Everything in the data should be repeated exactly, save for the images.

### Records provided
#####
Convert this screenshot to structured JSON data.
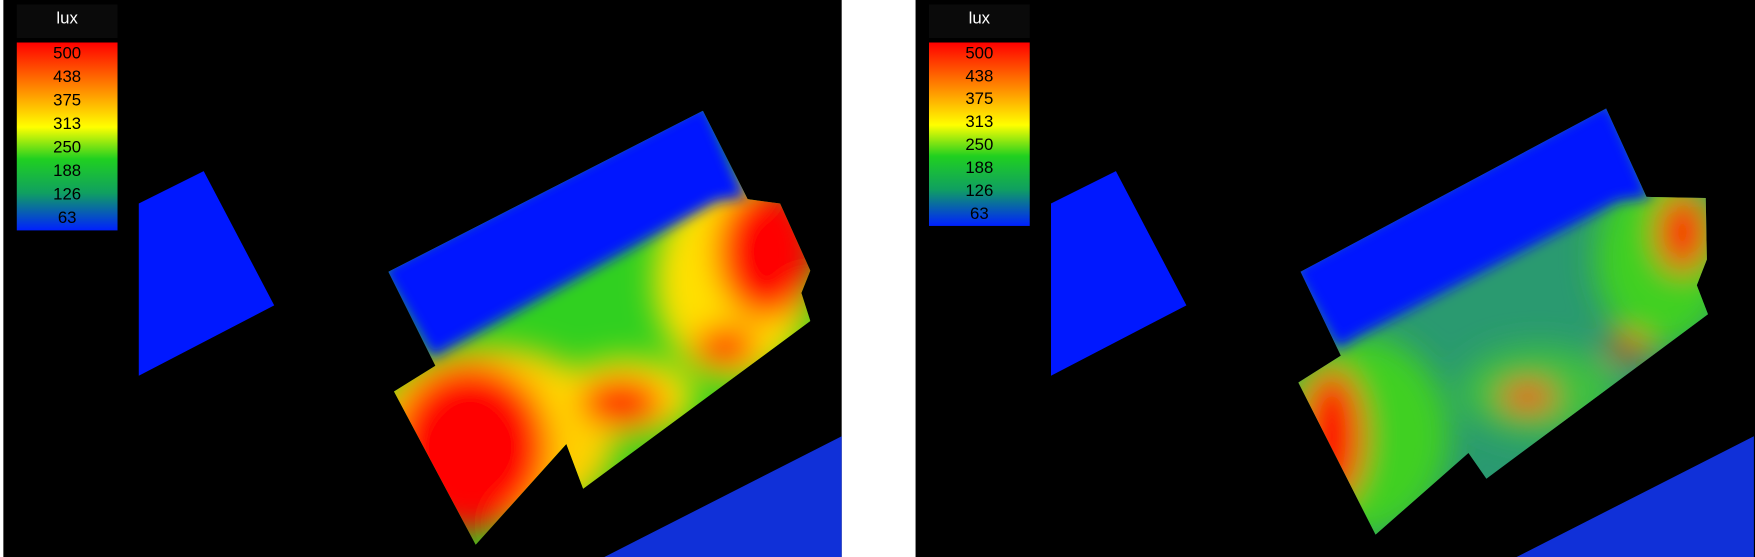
{
  "panels": [
    {
      "legend": {
        "title": "lux",
        "labels": [
          500,
          438,
          375,
          313,
          250,
          188,
          126,
          63
        ]
      }
    },
    {
      "legend": {
        "title": "lux",
        "labels": [
          500,
          438,
          375,
          313,
          250,
          188,
          126,
          63
        ]
      }
    }
  ]
}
#####
### Output for this task
Convert this screenshot to structured JSON data.
{
  "panels": [
    {
      "legend": {
        "title": "lux",
        "labels": [
          500,
          438,
          375,
          313,
          250,
          188,
          126,
          63
        ]
      }
    },
    {
      "legend": {
        "title": "lux",
        "labels": [
          500,
          438,
          375,
          313,
          250,
          188,
          126,
          63
        ]
      }
    }
  ]
}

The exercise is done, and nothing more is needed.